* _SET PROBLEM_: Gather the lines from the material that contain "data".

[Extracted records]
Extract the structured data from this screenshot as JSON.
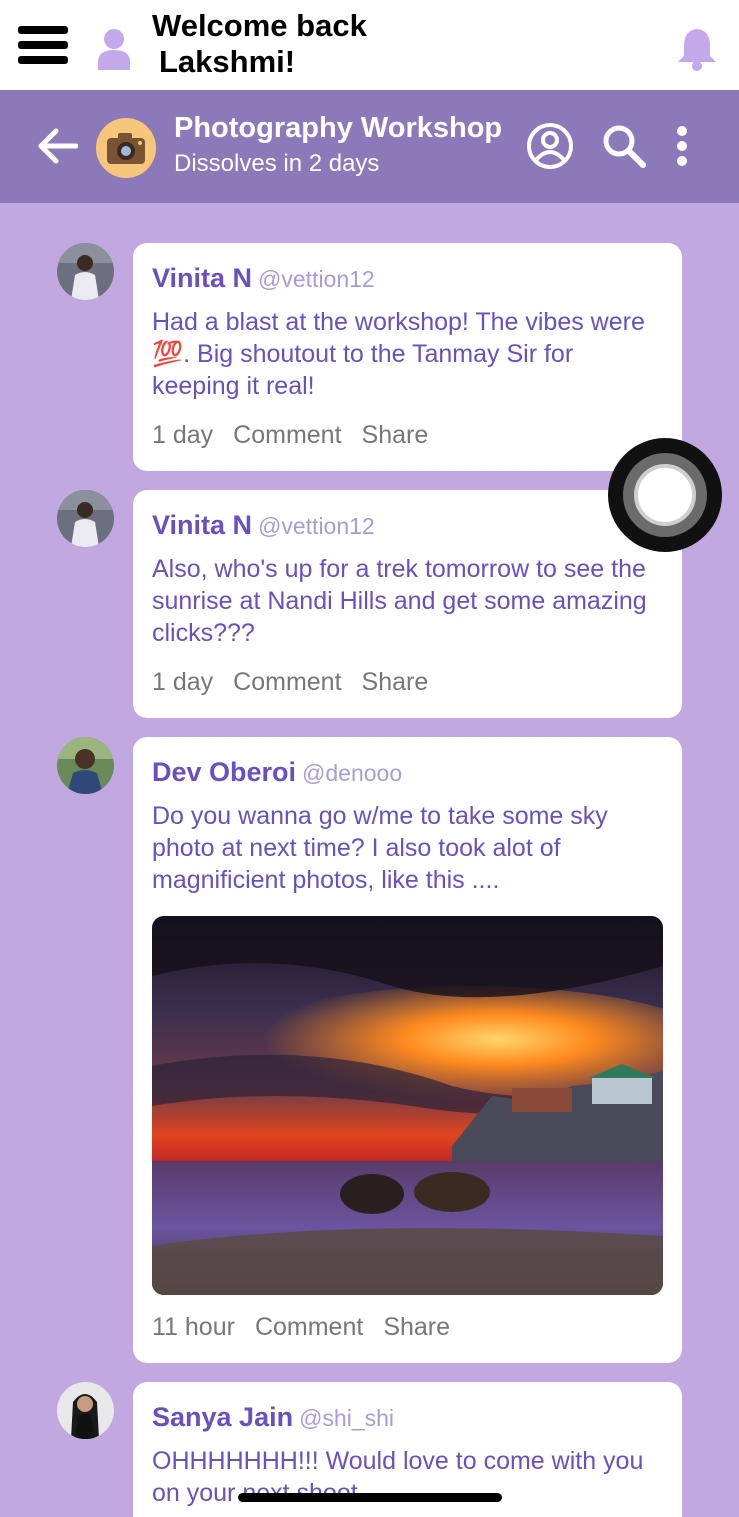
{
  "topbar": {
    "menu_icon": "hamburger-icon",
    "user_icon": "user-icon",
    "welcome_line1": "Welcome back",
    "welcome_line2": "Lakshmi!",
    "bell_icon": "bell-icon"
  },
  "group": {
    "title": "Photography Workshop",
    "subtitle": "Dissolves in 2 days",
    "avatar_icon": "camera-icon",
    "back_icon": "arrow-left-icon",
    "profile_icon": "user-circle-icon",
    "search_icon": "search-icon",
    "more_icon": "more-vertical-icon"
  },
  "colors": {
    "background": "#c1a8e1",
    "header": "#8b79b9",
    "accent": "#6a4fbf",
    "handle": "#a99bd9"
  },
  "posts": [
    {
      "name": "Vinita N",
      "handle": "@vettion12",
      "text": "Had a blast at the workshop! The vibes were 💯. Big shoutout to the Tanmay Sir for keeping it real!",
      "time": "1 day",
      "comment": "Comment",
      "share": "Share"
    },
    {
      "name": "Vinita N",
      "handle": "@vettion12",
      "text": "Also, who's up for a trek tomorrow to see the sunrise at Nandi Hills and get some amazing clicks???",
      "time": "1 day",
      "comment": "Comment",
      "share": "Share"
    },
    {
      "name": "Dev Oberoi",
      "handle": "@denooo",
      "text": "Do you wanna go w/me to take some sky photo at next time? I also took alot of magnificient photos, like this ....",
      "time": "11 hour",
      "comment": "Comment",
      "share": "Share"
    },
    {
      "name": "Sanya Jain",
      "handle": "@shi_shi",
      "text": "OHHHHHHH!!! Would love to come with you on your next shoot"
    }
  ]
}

---

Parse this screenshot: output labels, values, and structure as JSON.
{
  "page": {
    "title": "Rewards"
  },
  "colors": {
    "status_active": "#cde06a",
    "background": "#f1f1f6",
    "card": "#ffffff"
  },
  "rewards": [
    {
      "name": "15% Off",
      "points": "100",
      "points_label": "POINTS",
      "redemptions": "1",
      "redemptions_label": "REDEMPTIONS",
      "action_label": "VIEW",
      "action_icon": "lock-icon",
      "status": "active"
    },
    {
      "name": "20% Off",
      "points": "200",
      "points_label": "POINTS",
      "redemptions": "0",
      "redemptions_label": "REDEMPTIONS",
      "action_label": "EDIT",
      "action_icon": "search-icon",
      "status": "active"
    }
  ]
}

...

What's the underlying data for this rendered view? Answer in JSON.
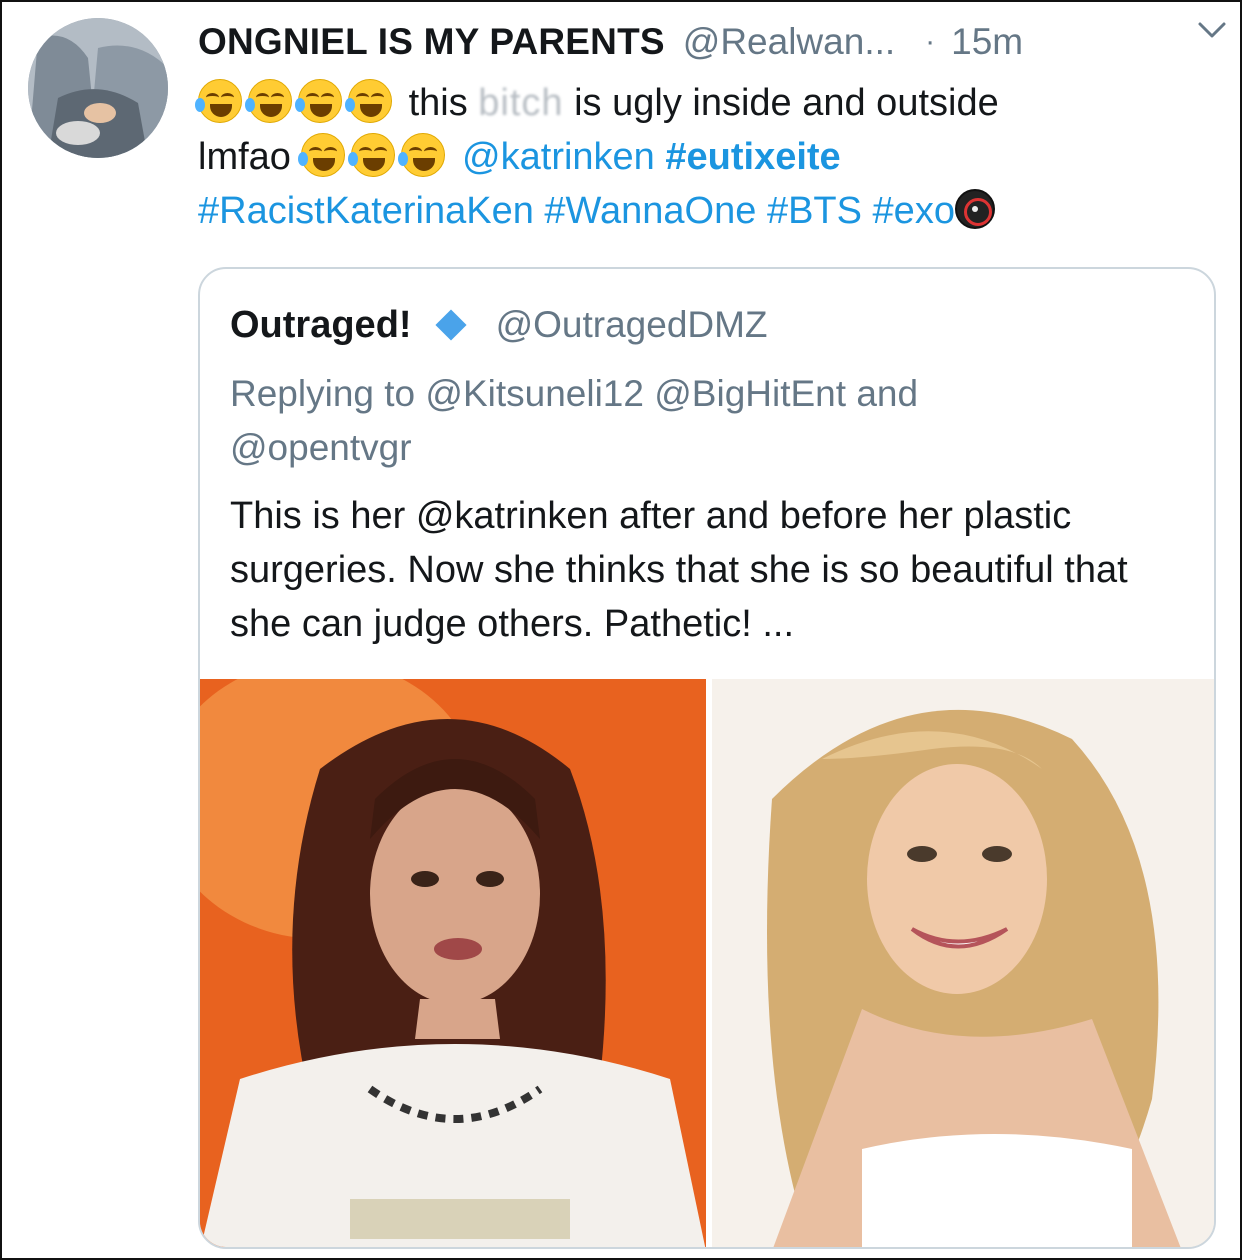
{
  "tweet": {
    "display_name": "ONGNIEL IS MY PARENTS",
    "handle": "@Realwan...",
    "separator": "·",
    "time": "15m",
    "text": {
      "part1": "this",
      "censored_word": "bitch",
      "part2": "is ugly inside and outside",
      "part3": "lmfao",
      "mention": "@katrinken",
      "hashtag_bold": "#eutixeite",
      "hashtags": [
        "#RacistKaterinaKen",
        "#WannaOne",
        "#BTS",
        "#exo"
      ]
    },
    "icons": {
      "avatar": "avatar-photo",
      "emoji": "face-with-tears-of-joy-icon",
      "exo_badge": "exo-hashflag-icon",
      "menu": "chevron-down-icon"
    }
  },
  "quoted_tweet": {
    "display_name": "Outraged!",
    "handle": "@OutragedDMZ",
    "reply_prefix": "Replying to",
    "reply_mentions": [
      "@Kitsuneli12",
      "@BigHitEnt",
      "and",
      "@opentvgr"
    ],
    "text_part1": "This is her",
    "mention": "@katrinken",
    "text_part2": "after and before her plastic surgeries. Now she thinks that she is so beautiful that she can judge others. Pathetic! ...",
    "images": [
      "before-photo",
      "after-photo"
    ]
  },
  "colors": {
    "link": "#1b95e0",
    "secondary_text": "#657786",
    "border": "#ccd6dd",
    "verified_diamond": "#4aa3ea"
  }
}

* _SOLUTION TO THIS TASK_:
Extract the structured data from this screenshot as JSON.
What's the underlying data for this rendered view? Answer in JSON.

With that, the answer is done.